§ Data to use
☆ ☆ ☆ ☆ ☆
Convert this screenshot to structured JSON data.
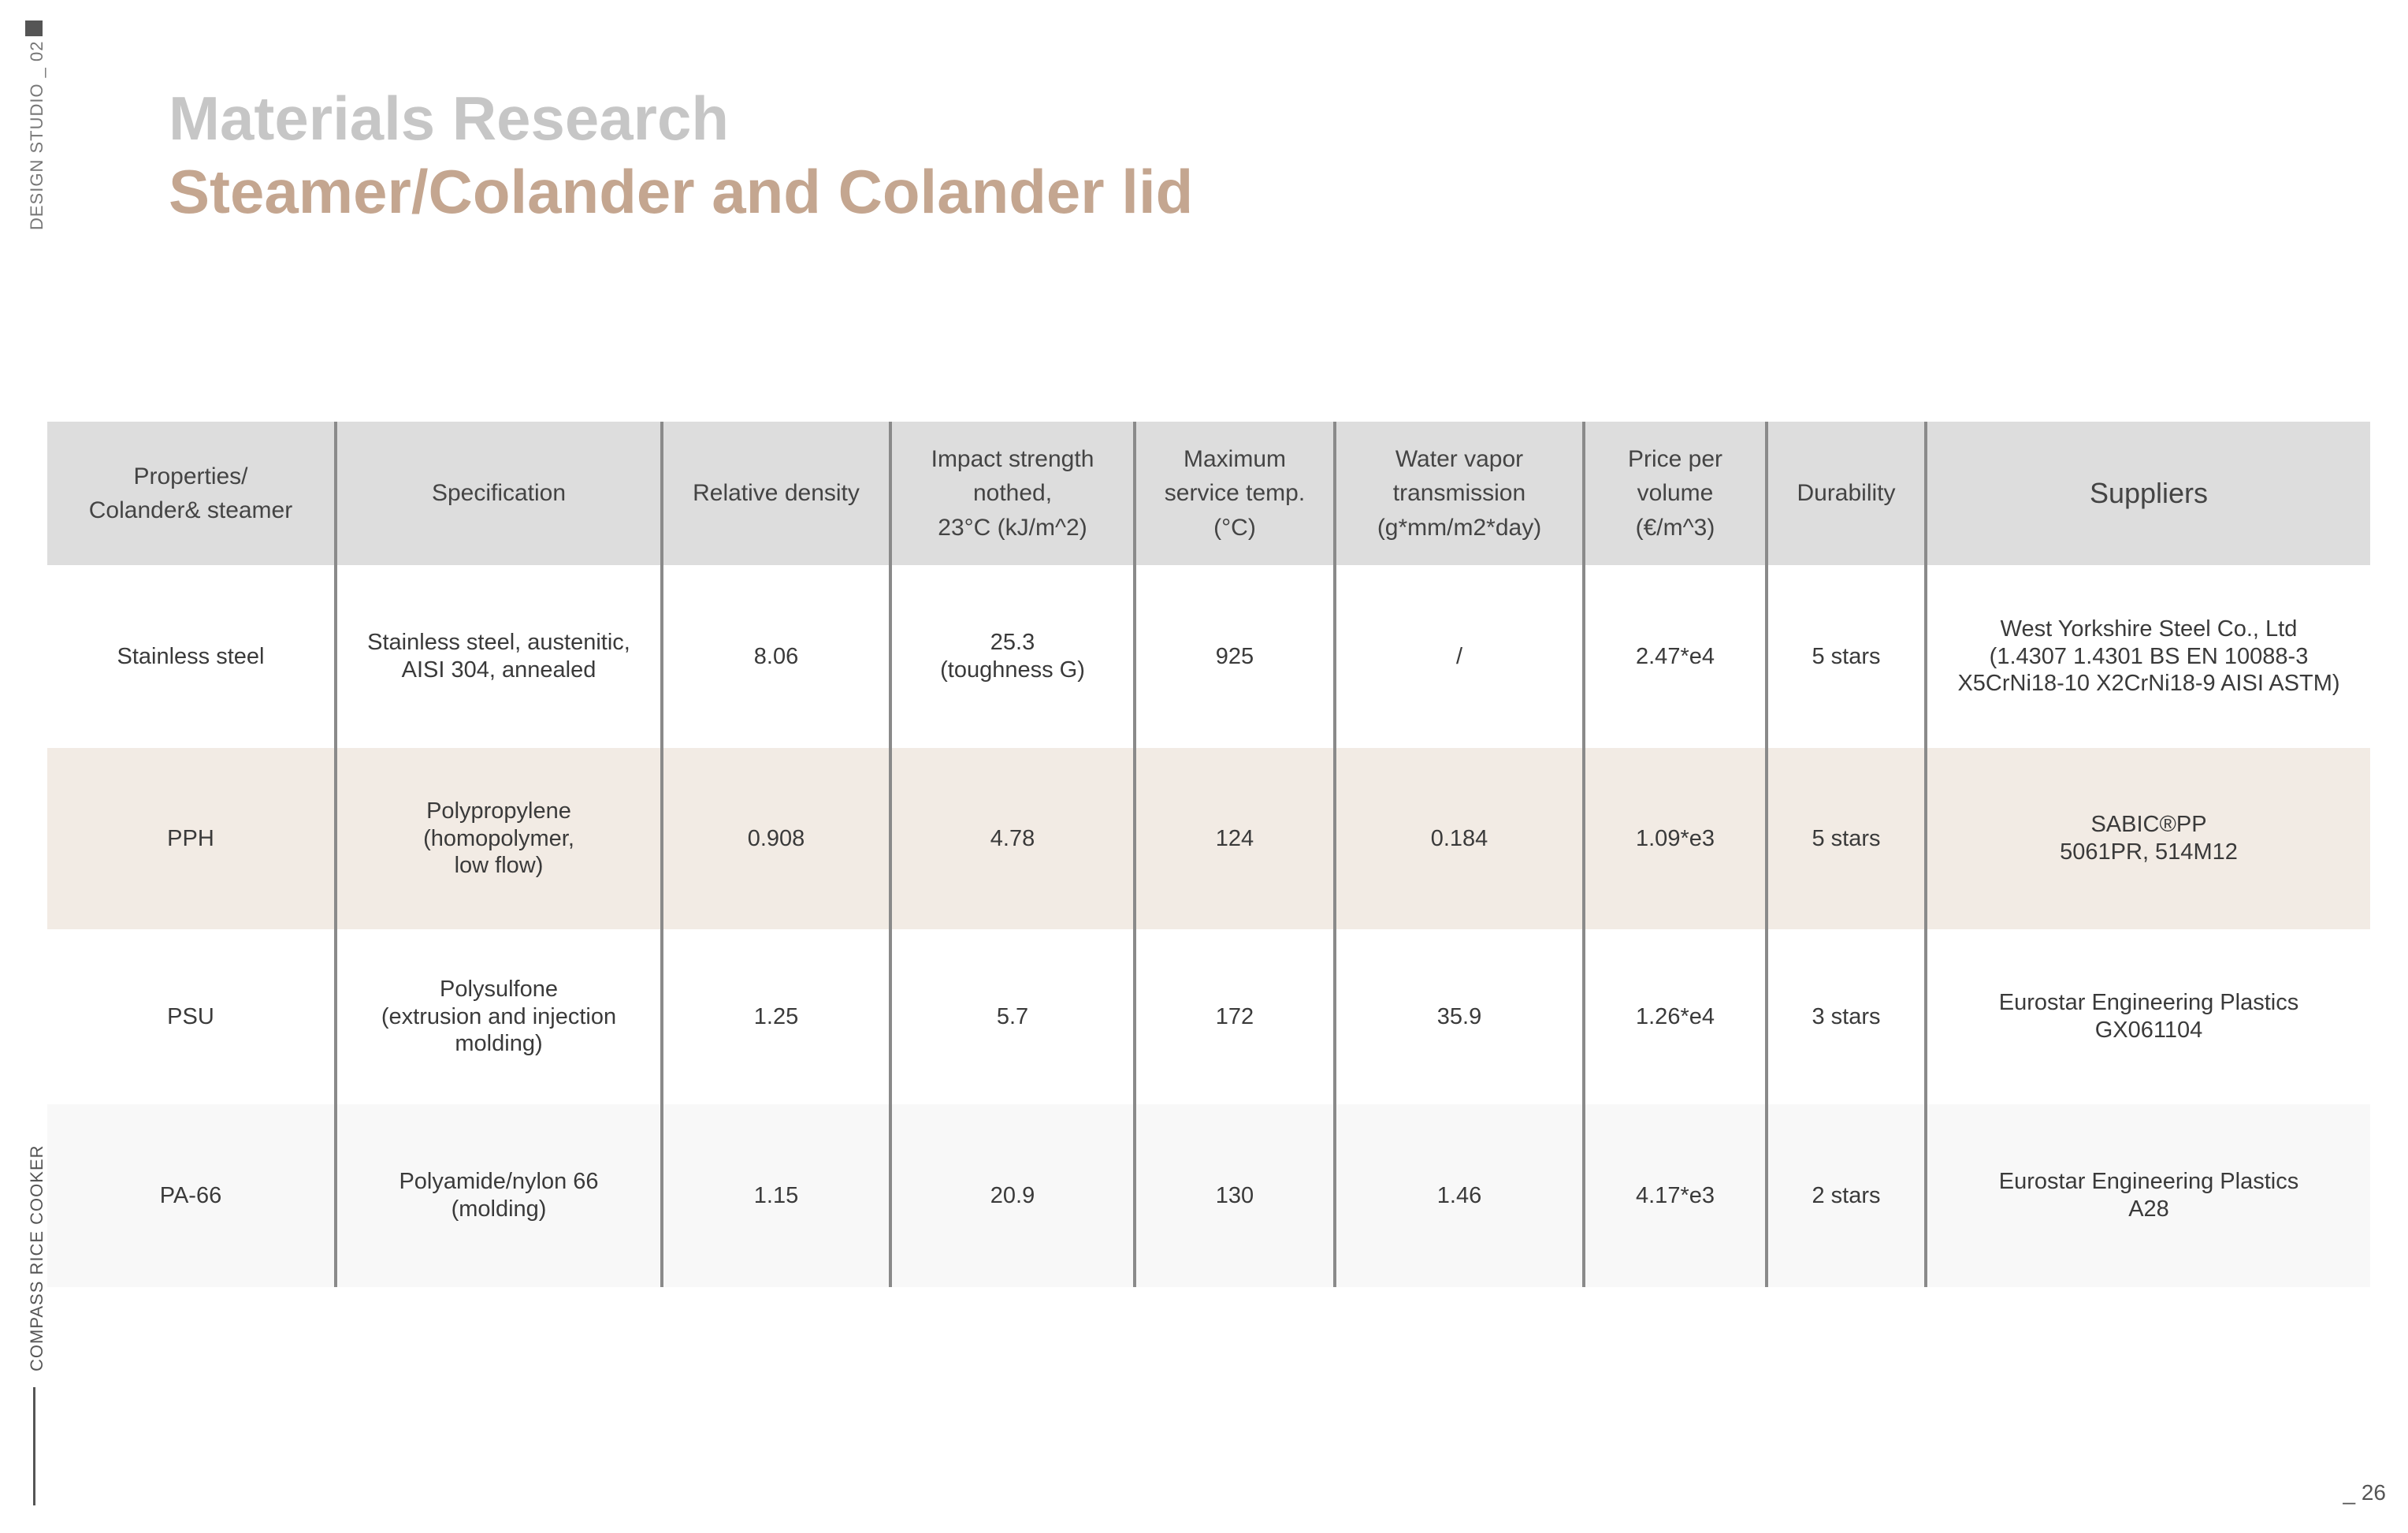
{
  "sidebar": {
    "top_label": "DESIGN STUDIO _ 02",
    "bottom_label": "COMPASS RICE COOKER"
  },
  "header": {
    "title": "Materials Research",
    "subtitle": "Steamer/Colander and Colander lid"
  },
  "page_number": "_ 26",
  "colors": {
    "title": "#c6c6c6",
    "subtitle": "#c4a690",
    "header_bg": "#dddddd",
    "highlight_row": "#f2ebe4"
  },
  "table": {
    "headers": [
      "Properties/\nColander& steamer",
      "Specification",
      "Relative density",
      "Impact strength\nnothed,\n23°C (kJ/m^2)",
      "Maximum\nservice temp.\n(°C)",
      "Water vapor\ntransmission\n(g*mm/m2*day)",
      "Price per\nvolume\n(€/m^3)",
      "Durability",
      "Suppliers"
    ],
    "rows": [
      {
        "material": "Stainless steel",
        "specification": "Stainless steel, austenitic,\nAISI 304, annealed",
        "density": "8.06",
        "impact": "25.3\n(toughness G)",
        "max_temp": "925",
        "water_vapor": "/",
        "price": "2.47*e4",
        "durability": "5 stars",
        "suppliers": "West Yorkshire Steel Co., Ltd\n(1.4307 1.4301 BS EN 10088-3\nX5CrNi18-10 X2CrNi18-9 AISI ASTM)"
      },
      {
        "material": "PPH",
        "specification": "Polypropylene\n(homopolymer,\nlow flow)",
        "density": "0.908",
        "impact": "4.78",
        "max_temp": "124",
        "water_vapor": "0.184",
        "price": "1.09*e3",
        "durability": "5 stars",
        "suppliers": "SABIC®PP\n5061PR, 514M12"
      },
      {
        "material": "PSU",
        "specification": "Polysulfone\n(extrusion and injection\nmolding)",
        "density": "1.25",
        "impact": "5.7",
        "max_temp": "172",
        "water_vapor": "35.9",
        "price": "1.26*e4",
        "durability": "3 stars",
        "suppliers": "Eurostar Engineering Plastics\nGX061104"
      },
      {
        "material": "PA-66",
        "specification": "Polyamide/nylon 66\n(molding)",
        "density": "1.15",
        "impact": "20.9",
        "max_temp": "130",
        "water_vapor": "1.46",
        "price": "4.17*e3",
        "durability": "2 stars",
        "suppliers": "Eurostar Engineering Plastics\nA28"
      }
    ]
  }
}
☆ ☆ ☆ ☆ ☆
§ What to produce
Set down every record once more, word for word, without pictures.

§ Solution to this problem
Convert this screenshot to structured JSON data.
{
  "sidebar": {
    "top_label": "DESIGN STUDIO _ 02",
    "bottom_label": "COMPASS RICE COOKER"
  },
  "header": {
    "title": "Materials Research",
    "subtitle": "Steamer/Colander and Colander lid"
  },
  "page_number": "_ 26",
  "colors": {
    "title": "#c6c6c6",
    "subtitle": "#c4a690",
    "header_bg": "#dddddd",
    "highlight_row": "#f2ebe4"
  },
  "table": {
    "headers": [
      "Properties/\nColander& steamer",
      "Specification",
      "Relative density",
      "Impact strength\nnothed,\n23°C (kJ/m^2)",
      "Maximum\nservice temp.\n(°C)",
      "Water vapor\ntransmission\n(g*mm/m2*day)",
      "Price per\nvolume\n(€/m^3)",
      "Durability",
      "Suppliers"
    ],
    "rows": [
      {
        "material": "Stainless steel",
        "specification": "Stainless steel, austenitic,\nAISI 304, annealed",
        "density": "8.06",
        "impact": "25.3\n(toughness G)",
        "max_temp": "925",
        "water_vapor": "/",
        "price": "2.47*e4",
        "durability": "5 stars",
        "suppliers": "West Yorkshire Steel Co., Ltd\n(1.4307 1.4301 BS EN 10088-3\nX5CrNi18-10 X2CrNi18-9 AISI ASTM)"
      },
      {
        "material": "PPH",
        "specification": "Polypropylene\n(homopolymer,\nlow flow)",
        "density": "0.908",
        "impact": "4.78",
        "max_temp": "124",
        "water_vapor": "0.184",
        "price": "1.09*e3",
        "durability": "5 stars",
        "suppliers": "SABIC®PP\n5061PR, 514M12"
      },
      {
        "material": "PSU",
        "specification": "Polysulfone\n(extrusion and injection\nmolding)",
        "density": "1.25",
        "impact": "5.7",
        "max_temp": "172",
        "water_vapor": "35.9",
        "price": "1.26*e4",
        "durability": "3 stars",
        "suppliers": "Eurostar Engineering Plastics\nGX061104"
      },
      {
        "material": "PA-66",
        "specification": "Polyamide/nylon 66\n(molding)",
        "density": "1.15",
        "impact": "20.9",
        "max_temp": "130",
        "water_vapor": "1.46",
        "price": "4.17*e3",
        "durability": "2 stars",
        "suppliers": "Eurostar Engineering Plastics\nA28"
      }
    ]
  }
}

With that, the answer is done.